### Set task
Give nothing except the number of lines containing the word "просимо".

### Data for the task
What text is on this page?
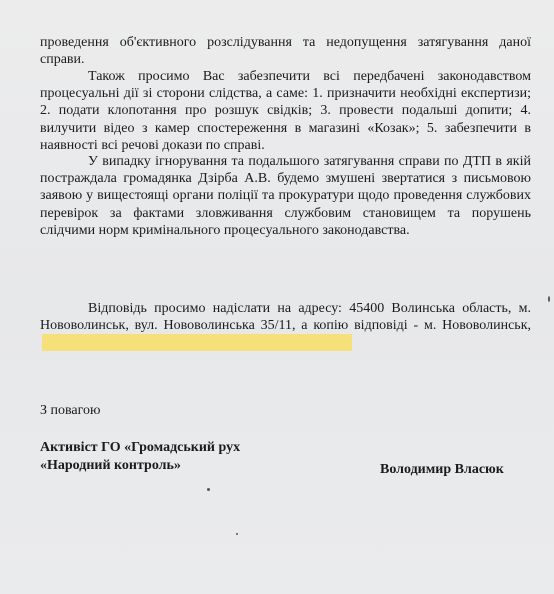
проведення об'єктивного розслідування та недопущення затягування даної справи.

Також просимо Вас забезпечити всі передбачені законодавством процесуальні дії зі сторони слідства, а саме: 1. призначити необхідні експертизи; 2. подати клопотання про розшук свідків; 3. провести подальші допити; 4. вилучити відео з камер спостереження в магазині «Козак»; 5. забезпечити в наявності всі речові докази по справі.

У випадку ігнорування та подальшого затягування справи по ДТП в якій постраждала громадянка Дзірба А.В. будемо змушені звертатися з письмовою заявою у вищестоящі органи поліції та прокуратури щодо проведення службових перевірок за фактами зловживання службовим становищем та порушень слідчими норм кримінального процесуального законодавства.

Відповідь просимо надіслати на адресу: 45400 Волинська область, м. Нововолинськ, вул. Нововолинська 35/11, а копію відповіді - м. Нововолинськ,

З повагою

Активіст ГО «Громадський рух

«Народний контроль»	Володимир Власюк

### The response
2